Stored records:
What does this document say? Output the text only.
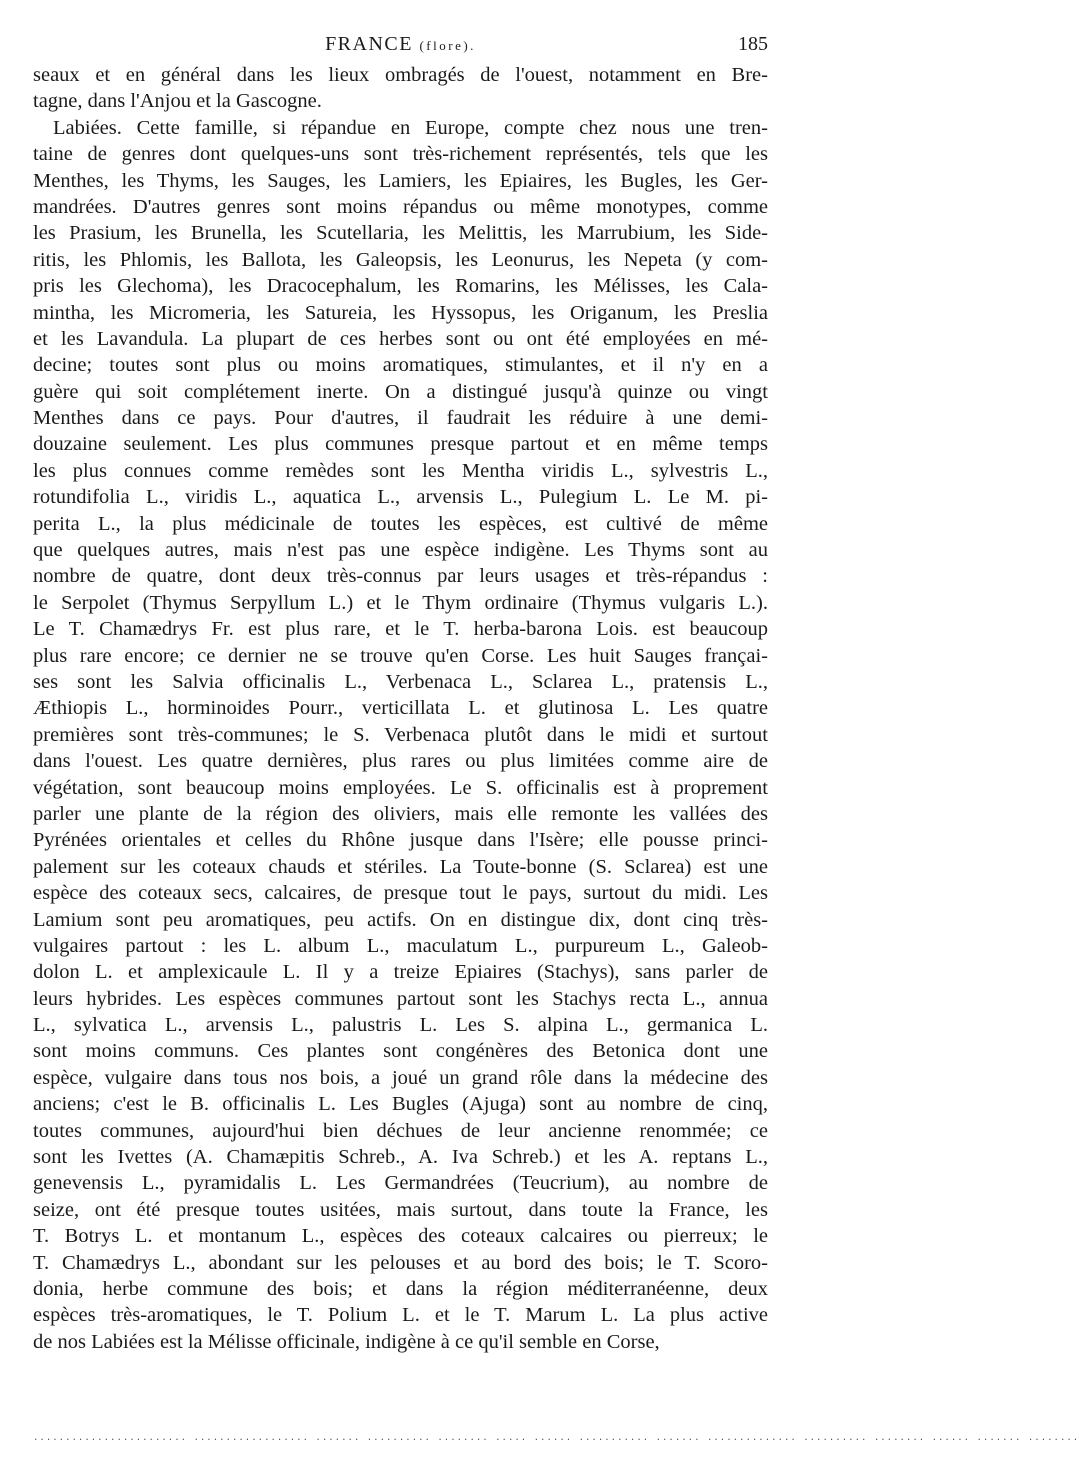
FRANCE (flore).	185
seaux et en général dans les lieux ombragés de l'ouest, notamment en Bre-
tagne, dans l'Anjou et la Gascogne.
Labiées. Cette famille, si répandue en Europe, compte chez nous une tren-
taine de genres dont quelques-uns sont très-richement représentés, tels que les
Menthes, les Thyms, les Sauges, les Lamiers, les Epiaires, les Bugles, les Ger-
mandrées. D'autres genres sont moins répandus ou même monotypes, comme
les Prasium, les Brunella, les Scutellaria, les Melittis, les Marrubium, les Side-
ritis, les Phlomis, les Ballota, les Galeopsis, les Leonurus, les Nepeta (y com-
pris les Glechoma), les Dracocephalum, les Romarins, les Mélisses, les Cala-
mintha, les Micromeria, les Satureia, les Hyssopus, les Origanum, les Preslia
et les Lavandula. La plupart de ces herbes sont ou ont été employées en mé-
decine; toutes sont plus ou moins aromatiques, stimulantes, et il n'y en a
guère qui soit complétement inerte. On a distingué jusqu'à quinze ou vingt
Menthes dans ce pays. Pour d'autres, il faudrait les réduire à une demi-
douzaine seulement. Les plus communes presque partout et en même temps
les plus connues comme remèdes sont les Mentha viridis L., sylvestris L.,
rotundifolia L., viridis L., aquatica L., arvensis L., Pulegium L. Le M. pi-
perita L., la plus médicinale de toutes les espèces, est cultivé de même
que quelques autres, mais n'est pas une espèce indigène. Les Thyms sont au
nombre de quatre, dont deux très-connus par leurs usages et très-répandus :
le Serpolet (Thymus Serpyllum L.) et le Thym ordinaire (Thymus vulgaris L.).
Le T. Chamædrys Fr. est plus rare, et le T. herba-barona Lois. est beaucoup
plus rare encore; ce dernier ne se trouve qu'en Corse. Les huit Sauges françai-
ses sont les Salvia officinalis L., Verbenaca L., Sclarea L., pratensis L.,
Æthiopis L., horminoides Pourr., verticillata L. et glutinosa L. Les quatre
premières sont très-communes; le S. Verbenaca plutôt dans le midi et surtout
dans l'ouest. Les quatre dernières, plus rares ou plus limitées comme aire de
végétation, sont beaucoup moins employées. Le S. officinalis est à proprement
parler une plante de la région des oliviers, mais elle remonte les vallées des
Pyrénées orientales et celles du Rhône jusque dans l'Isère; elle pousse princi-
palement sur les coteaux chauds et stériles. La Toute-bonne (S. Sclarea) est une
espèce des coteaux secs, calcaires, de presque tout le pays, surtout du midi. Les
Lamium sont peu aromatiques, peu actifs. On en distingue dix, dont cinq très-
vulgaires partout : les L. album L., maculatum L., purpureum L., Galeob-
dolon L. et amplexicaule L. Il y a treize Epiaires (Stachys), sans parler de
leurs hybrides. Les espèces communes partout sont les Stachys recta L., annua
L., sylvatica L., arvensis L., palustris L. Les S. alpina L., germanica L.
sont moins communs. Ces plantes sont congénères des Betonica dont une
espèce, vulgaire dans tous nos bois, a joué un grand rôle dans la médecine des
anciens; c'est le B. officinalis L. Les Bugles (Ajuga) sont au nombre de cinq,
toutes communes, aujourd'hui bien déchues de leur ancienne renommée; ce
sont les Ivettes (A. Chamæpitis Schreb., A. Iva Schreb.) et les A. reptans L.,
genevensis L., pyramidalis L. Les Germandrées (Teucrium), au nombre de
seize, ont été presque toutes usitées, mais surtout, dans toute la France, les
T. Botrys L. et montanum L., espèces des coteaux calcaires ou pierreux; le
T. Chamædrys L., abondant sur les pelouses et au bord des bois; le T. Scoro-
donia, herbe commune des bois; et dans la région méditerranéenne, deux
espèces très-aromatiques, le T. Polium L. et le T. Marum L. La plus active
de nos Labiées est la Mélisse officinale, indigène à ce qu'il semble en Corse,
........................ .................. ....... .......... ........ ..... ...... ........... ....... .............. .......... ........ ...... ....... ........
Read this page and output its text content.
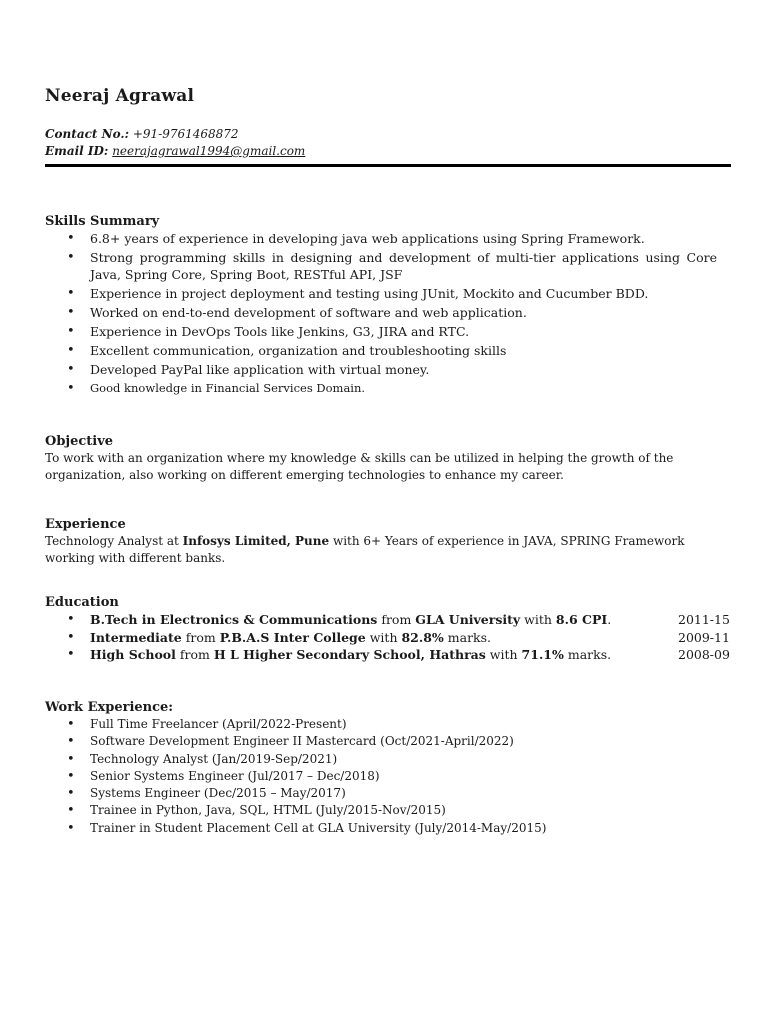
Neeraj Agrawal
Contact No.: +91-9761468872
Email ID: neerajagrawal1994@gmail.com
Skills Summary
• 6.8+ years of experience in developing java web applications using Spring Framework.
• Strong programming skills in designing and development of multi-tier applications using Core Java, Spring Core, Spring Boot, RESTful API, JSF
• Experience in project deployment and testing using JUnit, Mockito and Cucumber BDD.
• Worked on end-to-end development of software and web application.
• Experience in DevOps Tools like Jenkins, G3, JIRA and RTC.
• Excellent communication, organization and troubleshooting skills
• Developed PayPal like application with virtual money.
• Good knowledge in Financial Services Domain.
Objective

To work with an organization where my knowledge & skills can be utilized in helping the growth of the organization, also working on different emerging technologies to enhance my career.

Experience

Technology Analyst at Infosys Limited, Pune with 6+ Years of experience in JAVA, SPRING Framework working with different banks.

Education
• B.Tech in Electronics & Communications from GLA University with 8.6 CPI.	2011-15
• Intermediate from P.B.A.S Inter College with 82.8% marks.	2009-11
• High School from H L Higher Secondary School, Hathras with 71.1% marks.	2008-09
Work Experience:
• Full Time Freelancer (April/2022-Present)
• Software Development Engineer II Mastercard (Oct/2021-April/2022)
• Technology Analyst (Jan/2019-Sep/2021)
• Senior Systems Engineer (Jul/2017 – Dec/2018)
• Systems Engineer (Dec/2015 – May/2017)
• Trainee in Python, Java, SQL, HTML (July/2015-Nov/2015)
• Trainer in Student Placement Cell at GLA University (July/2014-May/2015)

Exercise: Omitting all images, retype each line of the records precisely.

Full output:
What does this document say? Output the text only.
FRANCE (flore).	185
seaux et en général dans les lieux ombragés de l'ouest, notamment en Bre-
tagne, dans l'Anjou et la Gascogne.
Labiées. Cette famille, si répandue en Europe, compte chez nous une tren-
taine de genres dont quelques-uns sont très-richement représentés, tels que les
Menthes, les Thyms, les Sauges, les Lamiers, les Epiaires, les Bugles, les Ger-
mandrées. D'autres genres sont moins répandus ou même monotypes, comme
les Prasium, les Brunella, les Scutellaria, les Melittis, les Marrubium, les Side-
ritis, les Phlomis, les Ballota, les Galeopsis, les Leonurus, les Nepeta (y com-
pris les Glechoma), les Dracocephalum, les Romarins, les Mélisses, les Cala-
mintha, les Micromeria, les Satureia, les Hyssopus, les Origanum, les Preslia
et les Lavandula. La plupart de ces herbes sont ou ont été employées en mé-
decine; toutes sont plus ou moins aromatiques, stimulantes, et il n'y en a
guère qui soit complétement inerte. On a distingué jusqu'à quinze ou vingt
Menthes dans ce pays. Pour d'autres, il faudrait les réduire à une demi-
douzaine seulement. Les plus communes presque partout et en même temps
les plus connues comme remèdes sont les Mentha viridis L., sylvestris L.,
rotundifolia L., viridis L., aquatica L., arvensis L., Pulegium L. Le M. pi-
perita L., la plus médicinale de toutes les espèces, est cultivé de même
que quelques autres, mais n'est pas une espèce indigène. Les Thyms sont au
nombre de quatre, dont deux très-connus par leurs usages et très-répandus :
le Serpolet (Thymus Serpyllum L.) et le Thym ordinaire (Thymus vulgaris L.).
Le T. Chamædrys Fr. est plus rare, et le T. herba-barona Lois. est beaucoup
plus rare encore; ce dernier ne se trouve qu'en Corse. Les huit Sauges françai-
ses sont les Salvia officinalis L., Verbenaca L., Sclarea L., pratensis L.,
Æthiopis L., horminoides Pourr., verticillata L. et glutinosa L. Les quatre
premières sont très-communes; le S. Verbenaca plutôt dans le midi et surtout
dans l'ouest. Les quatre dernières, plus rares ou plus limitées comme aire de
végétation, sont beaucoup moins employées. Le S. officinalis est à proprement
parler une plante de la région des oliviers, mais elle remonte les vallées des
Pyrénées orientales et celles du Rhône jusque dans l'Isère; elle pousse princi-
palement sur les coteaux chauds et stériles. La Toute-bonne (S. Sclarea) est une
espèce des coteaux secs, calcaires, de presque tout le pays, surtout du midi. Les
Lamium sont peu aromatiques, peu actifs. On en distingue dix, dont cinq très-
vulgaires partout : les L. album L., maculatum L., purpureum L., Galeob-
dolon L. et amplexicaule L. Il y a treize Epiaires (Stachys), sans parler de
leurs hybrides. Les espèces communes partout sont les Stachys recta L., annua
L., sylvatica L., arvensis L., palustris L. Les S. alpina L., germanica L.
sont moins communs. Ces plantes sont congénères des Betonica dont une
espèce, vulgaire dans tous nos bois, a joué un grand rôle dans la médecine des
anciens; c'est le B. officinalis L. Les Bugles (Ajuga) sont au nombre de cinq,
toutes communes, aujourd'hui bien déchues de leur ancienne renommée; ce
sont les Ivettes (A. Chamæpitis Schreb., A. Iva Schreb.) et les A. reptans L.,
genevensis L., pyramidalis L. Les Germandrées (Teucrium), au nombre de
seize, ont été presque toutes usitées, mais surtout, dans toute la France, les
T. Botrys L. et montanum L., espèces des coteaux calcaires ou pierreux; le
T. Chamædrys L., abondant sur les pelouses et au bord des bois; le T. Scoro-
donia, herbe commune des bois; et dans la région méditerranéenne, deux
espèces très-aromatiques, le T. Polium L. et le T. Marum L. La plus active
de nos Labiées est la Mélisse officinale, indigène à ce qu'il semble en Corse,
........................ .................. ....... .......... ........ ..... ...... ........... ....... .............. .......... ........ ...... ....... ........
Read this page and output its text content.
Neeraj Agrawal
Contact No.: +91-9761468872
Email ID: neerajagrawal1994@gmail.com
Skills Summary
• 6.8+ years of experience in developing java web applications using Spring Framework.
• Strong programming skills in designing and development of multi-tier applications using Core Java, Spring Core, Spring Boot, RESTful API, JSF
• Experience in project deployment and testing using JUnit, Mockito and Cucumber BDD.
• Worked on end-to-end development of software and web application.
• Experience in DevOps Tools like Jenkins, G3, JIRA and RTC.
• Excellent communication, organization and troubleshooting skills
• Developed PayPal like application with virtual money.
• Good knowledge in Financial Services Domain.
Objective

To work with an organization where my knowledge & skills can be utilized in helping the growth of the organization, also working on different emerging technologies to enhance my career.

Experience

Technology Analyst at Infosys Limited, Pune with 6+ Years of experience in JAVA, SPRING Framework working with different banks.

Education
• B.Tech in Electronics & Communications from GLA University with 8.6 CPI.	2011-15
• Intermediate from P.B.A.S Inter College with 82.8% marks.	2009-11
• High School from H L Higher Secondary School, Hathras with 71.1% marks.	2008-09
Work Experience:
• Full Time Freelancer (April/2022-Present)
• Software Development Engineer II Mastercard (Oct/2021-April/2022)
• Technology Analyst (Jan/2019-Sep/2021)
• Senior Systems Engineer (Jul/2017 – Dec/2018)
• Systems Engineer (Dec/2015 – May/2017)
• Trainee in Python, Java, SQL, HTML (July/2015-Nov/2015)
• Trainer in Student Placement Cell at GLA University (July/2014-May/2015)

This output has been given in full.